- **Task description**
Search the listing below for the string "this" and show each line that contains it.
Begin
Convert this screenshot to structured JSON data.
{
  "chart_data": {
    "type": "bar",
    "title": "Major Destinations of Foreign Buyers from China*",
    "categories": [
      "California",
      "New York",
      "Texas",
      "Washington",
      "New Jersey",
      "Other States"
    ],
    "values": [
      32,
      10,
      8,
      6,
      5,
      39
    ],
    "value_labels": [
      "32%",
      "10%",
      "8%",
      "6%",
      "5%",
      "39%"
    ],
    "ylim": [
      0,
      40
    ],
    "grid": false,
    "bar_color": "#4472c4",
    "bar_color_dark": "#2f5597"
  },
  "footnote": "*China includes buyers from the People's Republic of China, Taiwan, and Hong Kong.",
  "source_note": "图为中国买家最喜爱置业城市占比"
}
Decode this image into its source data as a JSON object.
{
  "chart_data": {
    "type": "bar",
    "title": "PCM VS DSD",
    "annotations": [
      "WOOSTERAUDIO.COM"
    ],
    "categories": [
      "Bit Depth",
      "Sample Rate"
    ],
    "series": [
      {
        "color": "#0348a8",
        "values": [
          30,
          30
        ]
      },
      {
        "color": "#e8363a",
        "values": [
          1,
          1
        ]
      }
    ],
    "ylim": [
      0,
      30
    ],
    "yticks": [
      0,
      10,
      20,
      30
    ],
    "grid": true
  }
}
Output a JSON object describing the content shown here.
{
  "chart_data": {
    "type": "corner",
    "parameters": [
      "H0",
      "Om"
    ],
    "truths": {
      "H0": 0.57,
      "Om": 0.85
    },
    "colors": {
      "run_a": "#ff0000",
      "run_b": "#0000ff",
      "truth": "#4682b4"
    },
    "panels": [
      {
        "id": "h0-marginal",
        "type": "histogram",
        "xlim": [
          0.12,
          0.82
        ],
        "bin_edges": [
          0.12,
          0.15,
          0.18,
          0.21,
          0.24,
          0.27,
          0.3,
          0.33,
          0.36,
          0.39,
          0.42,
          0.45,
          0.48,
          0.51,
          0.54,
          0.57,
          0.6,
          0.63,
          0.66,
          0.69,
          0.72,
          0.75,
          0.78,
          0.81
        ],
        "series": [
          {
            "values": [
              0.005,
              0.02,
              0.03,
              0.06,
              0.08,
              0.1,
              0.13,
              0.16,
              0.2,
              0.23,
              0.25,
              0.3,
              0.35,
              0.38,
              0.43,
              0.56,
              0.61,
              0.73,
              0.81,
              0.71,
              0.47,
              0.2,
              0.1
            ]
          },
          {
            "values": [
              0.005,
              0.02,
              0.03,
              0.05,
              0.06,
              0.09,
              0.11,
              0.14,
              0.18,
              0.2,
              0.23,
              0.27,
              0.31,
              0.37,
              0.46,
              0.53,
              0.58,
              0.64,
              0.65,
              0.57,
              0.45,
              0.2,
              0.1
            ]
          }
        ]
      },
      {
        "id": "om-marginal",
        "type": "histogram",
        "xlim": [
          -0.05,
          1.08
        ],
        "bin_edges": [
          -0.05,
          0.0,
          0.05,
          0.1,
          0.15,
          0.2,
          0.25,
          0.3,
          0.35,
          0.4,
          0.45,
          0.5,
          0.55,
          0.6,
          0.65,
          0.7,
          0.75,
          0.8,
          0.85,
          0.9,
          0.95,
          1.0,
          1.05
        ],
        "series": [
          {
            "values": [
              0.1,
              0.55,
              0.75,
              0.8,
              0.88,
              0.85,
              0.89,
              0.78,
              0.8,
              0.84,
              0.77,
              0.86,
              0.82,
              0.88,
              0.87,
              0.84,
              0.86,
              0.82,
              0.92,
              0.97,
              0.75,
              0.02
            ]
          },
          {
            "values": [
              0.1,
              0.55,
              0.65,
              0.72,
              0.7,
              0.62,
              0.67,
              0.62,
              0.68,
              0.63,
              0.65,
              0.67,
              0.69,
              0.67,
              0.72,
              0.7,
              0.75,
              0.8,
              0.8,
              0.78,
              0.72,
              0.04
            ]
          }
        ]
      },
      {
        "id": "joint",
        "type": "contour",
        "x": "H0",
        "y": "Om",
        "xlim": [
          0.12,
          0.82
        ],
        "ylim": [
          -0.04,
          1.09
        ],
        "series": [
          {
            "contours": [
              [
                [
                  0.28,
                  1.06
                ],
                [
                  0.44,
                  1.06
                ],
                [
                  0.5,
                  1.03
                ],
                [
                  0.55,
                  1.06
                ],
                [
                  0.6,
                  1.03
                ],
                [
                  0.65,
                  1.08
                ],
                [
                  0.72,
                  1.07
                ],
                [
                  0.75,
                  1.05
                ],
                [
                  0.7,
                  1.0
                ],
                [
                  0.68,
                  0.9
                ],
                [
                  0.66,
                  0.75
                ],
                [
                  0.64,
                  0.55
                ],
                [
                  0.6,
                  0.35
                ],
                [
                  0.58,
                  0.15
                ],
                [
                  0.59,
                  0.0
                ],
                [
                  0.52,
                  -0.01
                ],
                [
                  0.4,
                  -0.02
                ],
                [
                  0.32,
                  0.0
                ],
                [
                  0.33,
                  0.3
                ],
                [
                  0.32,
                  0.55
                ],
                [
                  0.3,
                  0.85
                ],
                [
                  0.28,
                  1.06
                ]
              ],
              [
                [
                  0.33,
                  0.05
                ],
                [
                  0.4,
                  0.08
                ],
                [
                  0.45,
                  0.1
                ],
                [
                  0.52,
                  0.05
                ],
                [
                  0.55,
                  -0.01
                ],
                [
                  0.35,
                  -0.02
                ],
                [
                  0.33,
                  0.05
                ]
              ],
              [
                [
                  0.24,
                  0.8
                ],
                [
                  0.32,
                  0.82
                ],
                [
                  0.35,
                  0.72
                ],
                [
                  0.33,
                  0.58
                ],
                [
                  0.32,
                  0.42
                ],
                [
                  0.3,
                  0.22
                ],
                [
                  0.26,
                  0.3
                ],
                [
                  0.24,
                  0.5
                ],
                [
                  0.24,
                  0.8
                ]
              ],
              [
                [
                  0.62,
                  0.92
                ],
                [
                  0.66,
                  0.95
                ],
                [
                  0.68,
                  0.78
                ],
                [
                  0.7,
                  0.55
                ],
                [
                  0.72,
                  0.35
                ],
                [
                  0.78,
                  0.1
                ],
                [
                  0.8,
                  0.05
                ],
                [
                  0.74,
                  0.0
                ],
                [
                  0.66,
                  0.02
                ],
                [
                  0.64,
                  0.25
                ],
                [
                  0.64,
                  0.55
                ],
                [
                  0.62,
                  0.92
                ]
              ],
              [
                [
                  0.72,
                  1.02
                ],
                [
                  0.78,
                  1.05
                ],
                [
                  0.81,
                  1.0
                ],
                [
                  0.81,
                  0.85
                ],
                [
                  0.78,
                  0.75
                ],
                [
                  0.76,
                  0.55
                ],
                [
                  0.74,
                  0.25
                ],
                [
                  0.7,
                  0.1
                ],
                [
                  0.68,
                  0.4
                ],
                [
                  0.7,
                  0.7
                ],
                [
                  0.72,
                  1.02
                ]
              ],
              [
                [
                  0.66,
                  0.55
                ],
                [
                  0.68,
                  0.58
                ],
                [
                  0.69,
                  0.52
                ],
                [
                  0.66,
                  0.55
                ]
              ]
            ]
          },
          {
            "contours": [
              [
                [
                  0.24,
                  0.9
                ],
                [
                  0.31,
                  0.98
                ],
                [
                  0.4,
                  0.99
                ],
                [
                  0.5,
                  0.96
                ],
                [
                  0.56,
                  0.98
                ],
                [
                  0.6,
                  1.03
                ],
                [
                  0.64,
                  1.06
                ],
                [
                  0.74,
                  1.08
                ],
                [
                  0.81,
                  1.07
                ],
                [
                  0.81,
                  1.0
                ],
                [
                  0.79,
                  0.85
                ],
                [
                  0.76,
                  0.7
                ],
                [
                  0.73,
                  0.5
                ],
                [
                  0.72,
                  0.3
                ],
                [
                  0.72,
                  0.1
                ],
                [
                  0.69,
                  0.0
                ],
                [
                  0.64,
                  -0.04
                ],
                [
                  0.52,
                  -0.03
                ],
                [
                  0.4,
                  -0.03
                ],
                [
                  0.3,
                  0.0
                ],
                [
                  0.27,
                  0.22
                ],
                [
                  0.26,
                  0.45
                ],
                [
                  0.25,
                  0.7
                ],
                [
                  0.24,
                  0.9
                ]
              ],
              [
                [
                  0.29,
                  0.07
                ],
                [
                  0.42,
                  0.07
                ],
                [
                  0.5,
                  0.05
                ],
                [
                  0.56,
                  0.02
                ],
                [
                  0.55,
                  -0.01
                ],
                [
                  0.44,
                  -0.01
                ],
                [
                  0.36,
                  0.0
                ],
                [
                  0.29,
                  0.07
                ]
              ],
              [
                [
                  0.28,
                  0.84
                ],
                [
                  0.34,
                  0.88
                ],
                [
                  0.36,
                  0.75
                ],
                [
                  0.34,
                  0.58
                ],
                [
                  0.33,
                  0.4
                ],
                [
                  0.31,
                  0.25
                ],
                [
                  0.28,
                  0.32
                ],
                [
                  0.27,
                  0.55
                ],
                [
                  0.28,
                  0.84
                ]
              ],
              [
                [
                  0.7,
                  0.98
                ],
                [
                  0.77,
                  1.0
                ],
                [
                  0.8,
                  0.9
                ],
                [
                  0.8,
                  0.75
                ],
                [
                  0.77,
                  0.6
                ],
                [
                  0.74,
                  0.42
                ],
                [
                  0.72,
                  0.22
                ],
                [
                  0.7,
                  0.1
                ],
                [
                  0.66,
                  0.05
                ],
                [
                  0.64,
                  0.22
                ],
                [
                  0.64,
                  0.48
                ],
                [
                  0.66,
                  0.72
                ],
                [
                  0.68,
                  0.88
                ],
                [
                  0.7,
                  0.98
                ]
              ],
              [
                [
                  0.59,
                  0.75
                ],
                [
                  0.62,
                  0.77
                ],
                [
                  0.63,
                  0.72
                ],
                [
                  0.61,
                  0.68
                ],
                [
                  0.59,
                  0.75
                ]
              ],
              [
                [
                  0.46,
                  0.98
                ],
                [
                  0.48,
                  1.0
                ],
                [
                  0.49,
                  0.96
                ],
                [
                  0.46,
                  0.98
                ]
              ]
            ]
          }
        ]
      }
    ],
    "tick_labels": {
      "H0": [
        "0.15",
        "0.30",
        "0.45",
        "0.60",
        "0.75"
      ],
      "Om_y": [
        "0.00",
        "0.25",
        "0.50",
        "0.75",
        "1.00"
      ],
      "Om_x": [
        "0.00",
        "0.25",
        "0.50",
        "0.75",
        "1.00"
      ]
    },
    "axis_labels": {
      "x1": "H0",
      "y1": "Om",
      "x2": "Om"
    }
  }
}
End
- **Written answer**
Convert this screenshot to structured JSON data.
Decode this image into its source data as a JSON object.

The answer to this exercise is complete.